Source records:
▽

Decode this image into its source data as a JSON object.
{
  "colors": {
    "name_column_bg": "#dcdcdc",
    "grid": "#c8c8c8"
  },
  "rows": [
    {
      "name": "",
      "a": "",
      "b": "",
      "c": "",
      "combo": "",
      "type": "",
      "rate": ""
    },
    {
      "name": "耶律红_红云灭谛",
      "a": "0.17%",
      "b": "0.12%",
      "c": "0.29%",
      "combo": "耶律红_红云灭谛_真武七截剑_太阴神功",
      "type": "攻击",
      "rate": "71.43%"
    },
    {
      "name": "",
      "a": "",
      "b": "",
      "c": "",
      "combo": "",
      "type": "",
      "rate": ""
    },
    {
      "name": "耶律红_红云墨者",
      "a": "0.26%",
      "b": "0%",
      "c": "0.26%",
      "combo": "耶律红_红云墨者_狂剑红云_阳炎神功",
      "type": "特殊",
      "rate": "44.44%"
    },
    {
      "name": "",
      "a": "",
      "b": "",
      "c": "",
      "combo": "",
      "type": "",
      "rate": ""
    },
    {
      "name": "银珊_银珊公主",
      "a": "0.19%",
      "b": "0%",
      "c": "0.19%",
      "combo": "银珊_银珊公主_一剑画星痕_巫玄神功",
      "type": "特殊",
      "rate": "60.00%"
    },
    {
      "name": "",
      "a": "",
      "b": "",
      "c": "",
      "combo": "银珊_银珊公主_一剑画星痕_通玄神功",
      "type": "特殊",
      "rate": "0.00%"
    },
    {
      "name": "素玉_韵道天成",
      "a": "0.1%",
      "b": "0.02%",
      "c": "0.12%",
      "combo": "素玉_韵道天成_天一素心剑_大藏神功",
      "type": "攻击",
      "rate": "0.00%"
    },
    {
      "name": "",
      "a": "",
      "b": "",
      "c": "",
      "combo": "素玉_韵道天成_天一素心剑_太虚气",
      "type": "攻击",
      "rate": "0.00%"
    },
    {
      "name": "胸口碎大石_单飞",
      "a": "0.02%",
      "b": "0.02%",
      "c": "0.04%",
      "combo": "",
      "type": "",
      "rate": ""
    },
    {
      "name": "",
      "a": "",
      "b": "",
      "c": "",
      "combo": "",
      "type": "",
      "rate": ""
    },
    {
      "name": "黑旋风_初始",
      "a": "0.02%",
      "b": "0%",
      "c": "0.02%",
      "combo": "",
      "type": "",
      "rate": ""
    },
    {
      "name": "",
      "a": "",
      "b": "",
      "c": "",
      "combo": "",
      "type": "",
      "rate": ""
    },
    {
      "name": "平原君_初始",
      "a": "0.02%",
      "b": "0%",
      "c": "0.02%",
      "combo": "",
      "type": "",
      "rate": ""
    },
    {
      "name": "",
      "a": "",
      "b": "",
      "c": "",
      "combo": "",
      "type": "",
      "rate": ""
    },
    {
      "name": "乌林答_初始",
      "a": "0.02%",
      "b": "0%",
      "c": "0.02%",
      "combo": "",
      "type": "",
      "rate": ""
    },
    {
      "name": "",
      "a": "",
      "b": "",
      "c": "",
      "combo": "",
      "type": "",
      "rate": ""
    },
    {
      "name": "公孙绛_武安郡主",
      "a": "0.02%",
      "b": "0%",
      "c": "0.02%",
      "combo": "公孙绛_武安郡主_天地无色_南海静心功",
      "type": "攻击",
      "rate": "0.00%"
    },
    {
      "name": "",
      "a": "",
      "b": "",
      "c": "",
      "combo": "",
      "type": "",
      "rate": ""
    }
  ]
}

△

> Problem details:
Output the listing above exactly as it appears.

> Answer for this exercise:
Decode this image into its source data as a JSON object.
{
  "colors": {
    "name_column_bg": "#dcdcdc",
    "grid": "#c8c8c8"
  },
  "rows": [
    {
      "name": "",
      "a": "",
      "b": "",
      "c": "",
      "combo": "",
      "type": "",
      "rate": ""
    },
    {
      "name": "耶律红_红云灭谛",
      "a": "0.17%",
      "b": "0.12%",
      "c": "0.29%",
      "combo": "耶律红_红云灭谛_真武七截剑_太阴神功",
      "type": "攻击",
      "rate": "71.43%"
    },
    {
      "name": "",
      "a": "",
      "b": "",
      "c": "",
      "combo": "",
      "type": "",
      "rate": ""
    },
    {
      "name": "耶律红_红云墨者",
      "a": "0.26%",
      "b": "0%",
      "c": "0.26%",
      "combo": "耶律红_红云墨者_狂剑红云_阳炎神功",
      "type": "特殊",
      "rate": "44.44%"
    },
    {
      "name": "",
      "a": "",
      "b": "",
      "c": "",
      "combo": "",
      "type": "",
      "rate": ""
    },
    {
      "name": "银珊_银珊公主",
      "a": "0.19%",
      "b": "0%",
      "c": "0.19%",
      "combo": "银珊_银珊公主_一剑画星痕_巫玄神功",
      "type": "特殊",
      "rate": "60.00%"
    },
    {
      "name": "",
      "a": "",
      "b": "",
      "c": "",
      "combo": "银珊_银珊公主_一剑画星痕_通玄神功",
      "type": "特殊",
      "rate": "0.00%"
    },
    {
      "name": "素玉_韵道天成",
      "a": "0.1%",
      "b": "0.02%",
      "c": "0.12%",
      "combo": "素玉_韵道天成_天一素心剑_大藏神功",
      "type": "攻击",
      "rate": "0.00%"
    },
    {
      "name": "",
      "a": "",
      "b": "",
      "c": "",
      "combo": "素玉_韵道天成_天一素心剑_太虚气",
      "type": "攻击",
      "rate": "0.00%"
    },
    {
      "name": "胸口碎大石_单飞",
      "a": "0.02%",
      "b": "0.02%",
      "c": "0.04%",
      "combo": "",
      "type": "",
      "rate": ""
    },
    {
      "name": "",
      "a": "",
      "b": "",
      "c": "",
      "combo": "",
      "type": "",
      "rate": ""
    },
    {
      "name": "黑旋风_初始",
      "a": "0.02%",
      "b": "0%",
      "c": "0.02%",
      "combo": "",
      "type": "",
      "rate": ""
    },
    {
      "name": "",
      "a": "",
      "b": "",
      "c": "",
      "combo": "",
      "type": "",
      "rate": ""
    },
    {
      "name": "平原君_初始",
      "a": "0.02%",
      "b": "0%",
      "c": "0.02%",
      "combo": "",
      "type": "",
      "rate": ""
    },
    {
      "name": "",
      "a": "",
      "b": "",
      "c": "",
      "combo": "",
      "type": "",
      "rate": ""
    },
    {
      "name": "乌林答_初始",
      "a": "0.02%",
      "b": "0%",
      "c": "0.02%",
      "combo": "",
      "type": "",
      "rate": ""
    },
    {
      "name": "",
      "a": "",
      "b": "",
      "c": "",
      "combo": "",
      "type": "",
      "rate": ""
    },
    {
      "name": "公孙绛_武安郡主",
      "a": "0.02%",
      "b": "0%",
      "c": "0.02%",
      "combo": "公孙绛_武安郡主_天地无色_南海静心功",
      "type": "攻击",
      "rate": "0.00%"
    },
    {
      "name": "",
      "a": "",
      "b": "",
      "c": "",
      "combo": "",
      "type": "",
      "rate": ""
    }
  ]
}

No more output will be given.